**GIVEN TASK:** Return only the lines starting at the line that contains "Output a JSON" and ending with the final line of the listing; include both endpoints.

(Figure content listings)
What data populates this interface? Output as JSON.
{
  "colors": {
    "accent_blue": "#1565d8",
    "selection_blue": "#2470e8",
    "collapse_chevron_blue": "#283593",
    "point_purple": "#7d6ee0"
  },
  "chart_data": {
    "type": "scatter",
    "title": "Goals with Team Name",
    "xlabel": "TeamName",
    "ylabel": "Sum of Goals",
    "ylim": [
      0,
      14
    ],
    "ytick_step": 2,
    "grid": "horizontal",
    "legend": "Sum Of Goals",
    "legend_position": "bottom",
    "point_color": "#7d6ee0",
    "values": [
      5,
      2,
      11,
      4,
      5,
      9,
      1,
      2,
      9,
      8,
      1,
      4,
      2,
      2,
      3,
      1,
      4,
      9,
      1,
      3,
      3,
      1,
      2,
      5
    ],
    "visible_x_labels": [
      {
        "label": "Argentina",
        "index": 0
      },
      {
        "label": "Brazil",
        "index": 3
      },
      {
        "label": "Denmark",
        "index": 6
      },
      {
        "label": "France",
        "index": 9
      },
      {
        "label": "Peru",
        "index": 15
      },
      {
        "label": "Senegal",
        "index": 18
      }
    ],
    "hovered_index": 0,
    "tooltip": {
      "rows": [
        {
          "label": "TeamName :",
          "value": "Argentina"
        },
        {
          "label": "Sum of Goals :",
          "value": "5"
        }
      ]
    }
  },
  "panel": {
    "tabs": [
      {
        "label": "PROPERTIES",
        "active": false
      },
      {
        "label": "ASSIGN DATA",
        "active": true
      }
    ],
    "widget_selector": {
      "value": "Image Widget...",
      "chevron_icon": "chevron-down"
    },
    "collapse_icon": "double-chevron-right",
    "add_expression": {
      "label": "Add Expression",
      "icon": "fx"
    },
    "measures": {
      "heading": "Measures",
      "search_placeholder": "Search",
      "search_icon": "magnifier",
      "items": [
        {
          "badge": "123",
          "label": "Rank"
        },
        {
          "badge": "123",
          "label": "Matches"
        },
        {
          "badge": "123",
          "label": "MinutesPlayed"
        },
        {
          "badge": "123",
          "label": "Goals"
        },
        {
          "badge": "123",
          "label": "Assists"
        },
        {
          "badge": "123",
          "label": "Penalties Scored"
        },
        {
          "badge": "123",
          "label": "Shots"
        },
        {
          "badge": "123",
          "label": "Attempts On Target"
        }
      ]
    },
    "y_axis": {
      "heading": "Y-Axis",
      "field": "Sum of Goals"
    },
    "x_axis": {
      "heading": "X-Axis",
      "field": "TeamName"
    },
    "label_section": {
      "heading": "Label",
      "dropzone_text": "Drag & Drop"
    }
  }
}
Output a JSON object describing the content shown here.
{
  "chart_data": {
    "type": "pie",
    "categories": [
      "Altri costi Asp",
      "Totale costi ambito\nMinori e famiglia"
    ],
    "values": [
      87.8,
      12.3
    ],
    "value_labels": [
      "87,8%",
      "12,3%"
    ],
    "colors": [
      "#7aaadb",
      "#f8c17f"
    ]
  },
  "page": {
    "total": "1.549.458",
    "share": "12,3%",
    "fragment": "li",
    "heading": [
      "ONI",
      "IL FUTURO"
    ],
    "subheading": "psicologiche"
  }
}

**CORRECT RESPONSE:**
Output a JSON object describing the content shown here.
{
  "chart_data": {
    "type": "pie",
    "categories": [
      "Altri costi Asp",
      "Totale costi ambito\nMinori e famiglia"
    ],
    "values": [
      87.8,
      12.3
    ],
    "value_labels": [
      "87,8%",
      "12,3%"
    ],
    "colors": [
      "#7aaadb",
      "#f8c17f"
    ]
  },
  "page": {
    "total": "1.549.458",
    "share": "12,3%",
    "fragment": "li",
    "heading": [
      "ONI",
      "IL FUTURO"
    ],
    "subheading": "psicologiche"
  }
}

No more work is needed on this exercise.